TASK REQUIREMENTS — Count how many lines in this material contain "JSON". The answer is that number alone.

INPUT ROWS —
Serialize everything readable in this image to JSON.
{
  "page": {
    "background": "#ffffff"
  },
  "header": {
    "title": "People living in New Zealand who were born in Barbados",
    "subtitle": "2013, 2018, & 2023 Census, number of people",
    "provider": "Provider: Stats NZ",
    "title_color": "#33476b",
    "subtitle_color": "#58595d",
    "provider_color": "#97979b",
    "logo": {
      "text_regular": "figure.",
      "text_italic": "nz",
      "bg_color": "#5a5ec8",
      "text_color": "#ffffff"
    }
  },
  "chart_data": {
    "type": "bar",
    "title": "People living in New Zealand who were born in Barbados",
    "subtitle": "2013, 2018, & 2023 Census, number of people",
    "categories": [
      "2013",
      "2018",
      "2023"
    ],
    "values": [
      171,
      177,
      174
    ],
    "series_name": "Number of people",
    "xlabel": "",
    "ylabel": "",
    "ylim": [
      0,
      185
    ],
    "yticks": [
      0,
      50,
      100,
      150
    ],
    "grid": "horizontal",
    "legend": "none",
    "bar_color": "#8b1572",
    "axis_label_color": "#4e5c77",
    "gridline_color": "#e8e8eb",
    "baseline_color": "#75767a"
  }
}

--

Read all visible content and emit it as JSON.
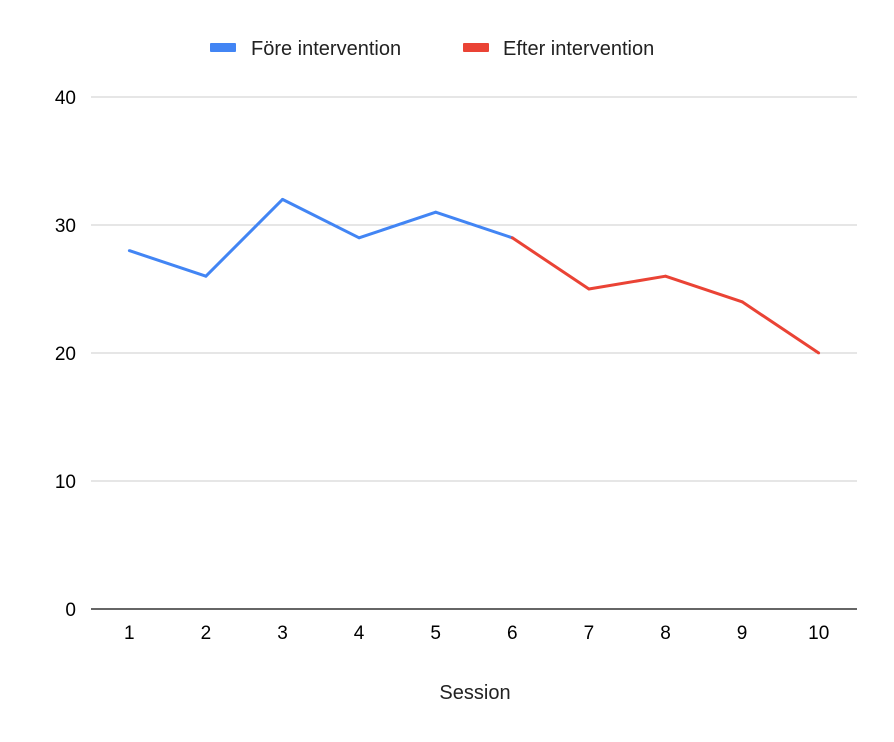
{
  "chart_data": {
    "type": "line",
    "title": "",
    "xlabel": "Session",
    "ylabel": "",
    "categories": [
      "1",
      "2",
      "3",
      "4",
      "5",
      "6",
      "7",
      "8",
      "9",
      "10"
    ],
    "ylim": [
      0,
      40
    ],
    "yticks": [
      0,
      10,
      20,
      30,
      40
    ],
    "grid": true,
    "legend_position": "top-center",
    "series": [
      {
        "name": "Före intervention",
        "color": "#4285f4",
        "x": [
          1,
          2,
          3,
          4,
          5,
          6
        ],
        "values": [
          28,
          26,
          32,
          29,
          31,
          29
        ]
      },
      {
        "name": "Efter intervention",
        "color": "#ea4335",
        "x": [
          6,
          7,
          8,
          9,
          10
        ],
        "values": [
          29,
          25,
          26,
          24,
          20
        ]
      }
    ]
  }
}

...

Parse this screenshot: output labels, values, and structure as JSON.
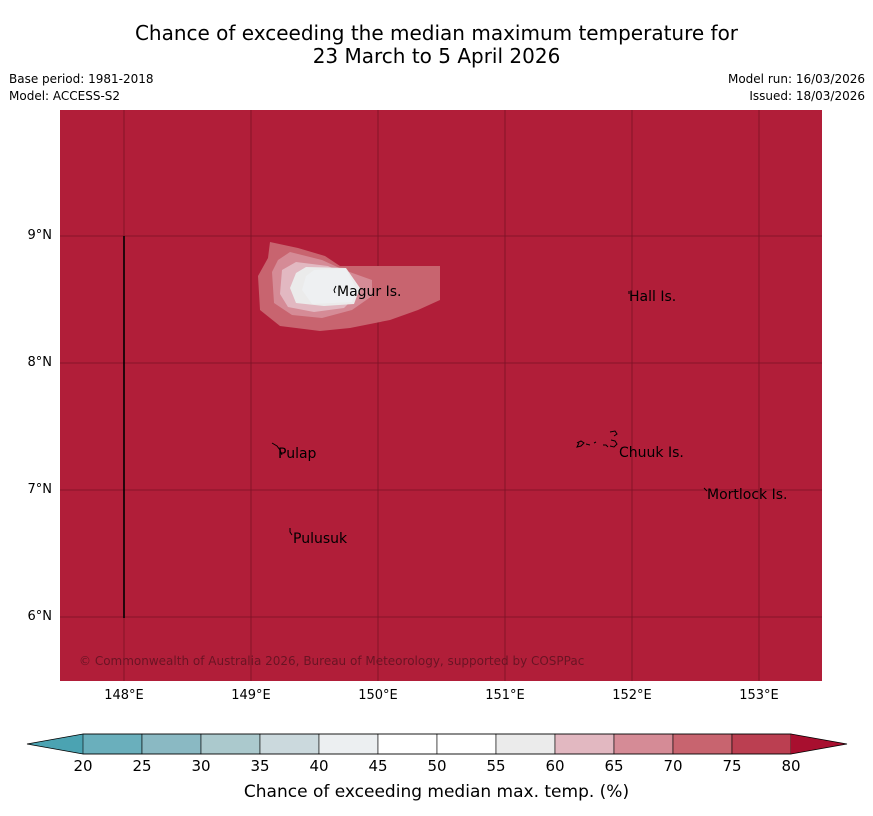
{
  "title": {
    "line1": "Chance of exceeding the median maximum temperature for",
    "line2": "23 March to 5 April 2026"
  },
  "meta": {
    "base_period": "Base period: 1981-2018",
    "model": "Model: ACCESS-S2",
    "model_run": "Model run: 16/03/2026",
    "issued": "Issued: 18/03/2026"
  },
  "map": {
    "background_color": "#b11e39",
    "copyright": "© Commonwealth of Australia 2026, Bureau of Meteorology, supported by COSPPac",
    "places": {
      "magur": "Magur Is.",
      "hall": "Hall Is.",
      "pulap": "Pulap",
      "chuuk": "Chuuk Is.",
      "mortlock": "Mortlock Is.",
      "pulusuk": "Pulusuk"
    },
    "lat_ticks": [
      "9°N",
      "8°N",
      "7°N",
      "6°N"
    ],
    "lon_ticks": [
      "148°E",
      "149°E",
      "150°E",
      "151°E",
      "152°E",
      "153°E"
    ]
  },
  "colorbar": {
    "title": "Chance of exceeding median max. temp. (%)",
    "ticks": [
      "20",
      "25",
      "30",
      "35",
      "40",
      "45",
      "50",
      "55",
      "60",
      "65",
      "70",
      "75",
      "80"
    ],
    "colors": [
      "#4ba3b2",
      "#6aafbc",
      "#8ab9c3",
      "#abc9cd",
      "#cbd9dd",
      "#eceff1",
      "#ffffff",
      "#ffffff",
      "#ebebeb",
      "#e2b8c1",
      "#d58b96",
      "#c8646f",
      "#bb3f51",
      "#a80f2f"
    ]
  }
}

RESULT OF THE EXERCISE — 3